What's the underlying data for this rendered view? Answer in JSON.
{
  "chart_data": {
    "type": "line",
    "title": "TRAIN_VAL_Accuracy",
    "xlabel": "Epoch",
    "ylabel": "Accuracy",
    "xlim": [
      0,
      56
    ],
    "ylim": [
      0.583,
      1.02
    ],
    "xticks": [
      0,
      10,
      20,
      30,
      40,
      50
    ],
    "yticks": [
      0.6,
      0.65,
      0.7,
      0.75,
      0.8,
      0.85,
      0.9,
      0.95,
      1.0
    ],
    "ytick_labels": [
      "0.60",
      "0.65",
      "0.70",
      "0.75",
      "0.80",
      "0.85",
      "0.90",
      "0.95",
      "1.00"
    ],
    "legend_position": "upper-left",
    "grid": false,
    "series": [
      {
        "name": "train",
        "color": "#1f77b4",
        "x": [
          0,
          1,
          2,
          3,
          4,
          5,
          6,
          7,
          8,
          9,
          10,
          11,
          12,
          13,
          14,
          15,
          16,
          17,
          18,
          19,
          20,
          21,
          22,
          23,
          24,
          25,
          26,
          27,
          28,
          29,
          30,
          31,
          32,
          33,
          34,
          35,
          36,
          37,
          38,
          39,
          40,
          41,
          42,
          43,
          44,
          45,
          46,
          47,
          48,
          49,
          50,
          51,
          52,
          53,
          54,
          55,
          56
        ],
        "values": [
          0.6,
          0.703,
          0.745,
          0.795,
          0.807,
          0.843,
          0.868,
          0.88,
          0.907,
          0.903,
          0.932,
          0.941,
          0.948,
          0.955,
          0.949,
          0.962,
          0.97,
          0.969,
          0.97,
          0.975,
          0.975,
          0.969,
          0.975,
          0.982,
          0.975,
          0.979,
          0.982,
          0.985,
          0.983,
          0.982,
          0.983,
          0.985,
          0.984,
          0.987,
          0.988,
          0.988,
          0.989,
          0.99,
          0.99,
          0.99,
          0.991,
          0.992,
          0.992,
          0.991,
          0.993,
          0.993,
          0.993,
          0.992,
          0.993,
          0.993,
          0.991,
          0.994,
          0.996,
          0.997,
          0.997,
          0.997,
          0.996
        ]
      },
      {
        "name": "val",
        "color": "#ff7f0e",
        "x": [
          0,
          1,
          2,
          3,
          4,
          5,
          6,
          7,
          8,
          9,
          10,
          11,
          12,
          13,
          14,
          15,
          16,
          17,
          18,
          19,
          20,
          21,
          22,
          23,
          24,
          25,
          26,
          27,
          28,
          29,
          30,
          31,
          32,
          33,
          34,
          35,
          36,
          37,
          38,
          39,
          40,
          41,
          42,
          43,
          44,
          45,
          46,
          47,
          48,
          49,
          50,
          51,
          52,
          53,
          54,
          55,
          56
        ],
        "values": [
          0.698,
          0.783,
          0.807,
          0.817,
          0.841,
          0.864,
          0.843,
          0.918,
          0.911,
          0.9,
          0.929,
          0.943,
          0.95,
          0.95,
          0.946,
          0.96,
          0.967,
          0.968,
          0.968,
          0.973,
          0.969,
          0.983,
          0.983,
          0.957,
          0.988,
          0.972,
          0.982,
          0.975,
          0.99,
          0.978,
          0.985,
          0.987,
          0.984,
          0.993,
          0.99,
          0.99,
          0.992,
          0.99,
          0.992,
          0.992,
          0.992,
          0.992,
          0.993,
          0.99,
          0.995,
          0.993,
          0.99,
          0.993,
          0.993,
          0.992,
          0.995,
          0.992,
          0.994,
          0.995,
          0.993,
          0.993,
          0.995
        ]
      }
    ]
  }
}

== WORK INSTRUCTIONS ==
Write all of the records out again exactly.

== SOLUTION FOR THIS PROBLEM ==
What's the underlying data for this rendered view? Answer in JSON.
{
  "chart_data": {
    "type": "line",
    "title": "TRAIN_VAL_Accuracy",
    "xlabel": "Epoch",
    "ylabel": "Accuracy",
    "xlim": [
      0,
      56
    ],
    "ylim": [
      0.583,
      1.02
    ],
    "xticks": [
      0,
      10,
      20,
      30,
      40,
      50
    ],
    "yticks": [
      0.6,
      0.65,
      0.7,
      0.75,
      0.8,
      0.85,
      0.9,
      0.95,
      1.0
    ],
    "ytick_labels": [
      "0.60",
      "0.65",
      "0.70",
      "0.75",
      "0.80",
      "0.85",
      "0.90",
      "0.95",
      "1.00"
    ],
    "legend_position": "upper-left",
    "grid": false,
    "series": [
      {
        "name": "train",
        "color": "#1f77b4",
        "x": [
          0,
          1,
          2,
          3,
          4,
          5,
          6,
          7,
          8,
          9,
          10,
          11,
          12,
          13,
          14,
          15,
          16,
          17,
          18,
          19,
          20,
          21,
          22,
          23,
          24,
          25,
          26,
          27,
          28,
          29,
          30,
          31,
          32,
          33,
          34,
          35,
          36,
          37,
          38,
          39,
          40,
          41,
          42,
          43,
          44,
          45,
          46,
          47,
          48,
          49,
          50,
          51,
          52,
          53,
          54,
          55,
          56
        ],
        "values": [
          0.6,
          0.703,
          0.745,
          0.795,
          0.807,
          0.843,
          0.868,
          0.88,
          0.907,
          0.903,
          0.932,
          0.941,
          0.948,
          0.955,
          0.949,
          0.962,
          0.97,
          0.969,
          0.97,
          0.975,
          0.975,
          0.969,
          0.975,
          0.982,
          0.975,
          0.979,
          0.982,
          0.985,
          0.983,
          0.982,
          0.983,
          0.985,
          0.984,
          0.987,
          0.988,
          0.988,
          0.989,
          0.99,
          0.99,
          0.99,
          0.991,
          0.992,
          0.992,
          0.991,
          0.993,
          0.993,
          0.993,
          0.992,
          0.993,
          0.993,
          0.991,
          0.994,
          0.996,
          0.997,
          0.997,
          0.997,
          0.996
        ]
      },
      {
        "name": "val",
        "color": "#ff7f0e",
        "x": [
          0,
          1,
          2,
          3,
          4,
          5,
          6,
          7,
          8,
          9,
          10,
          11,
          12,
          13,
          14,
          15,
          16,
          17,
          18,
          19,
          20,
          21,
          22,
          23,
          24,
          25,
          26,
          27,
          28,
          29,
          30,
          31,
          32,
          33,
          34,
          35,
          36,
          37,
          38,
          39,
          40,
          41,
          42,
          43,
          44,
          45,
          46,
          47,
          48,
          49,
          50,
          51,
          52,
          53,
          54,
          55,
          56
        ],
        "values": [
          0.698,
          0.783,
          0.807,
          0.817,
          0.841,
          0.864,
          0.843,
          0.918,
          0.911,
          0.9,
          0.929,
          0.943,
          0.95,
          0.95,
          0.946,
          0.96,
          0.967,
          0.968,
          0.968,
          0.973,
          0.969,
          0.983,
          0.983,
          0.957,
          0.988,
          0.972,
          0.982,
          0.975,
          0.99,
          0.978,
          0.985,
          0.987,
          0.984,
          0.993,
          0.99,
          0.99,
          0.992,
          0.99,
          0.992,
          0.992,
          0.992,
          0.992,
          0.993,
          0.99,
          0.995,
          0.993,
          0.99,
          0.993,
          0.993,
          0.992,
          0.995,
          0.992,
          0.994,
          0.995,
          0.993,
          0.993,
          0.995
        ]
      }
    ]
  }
}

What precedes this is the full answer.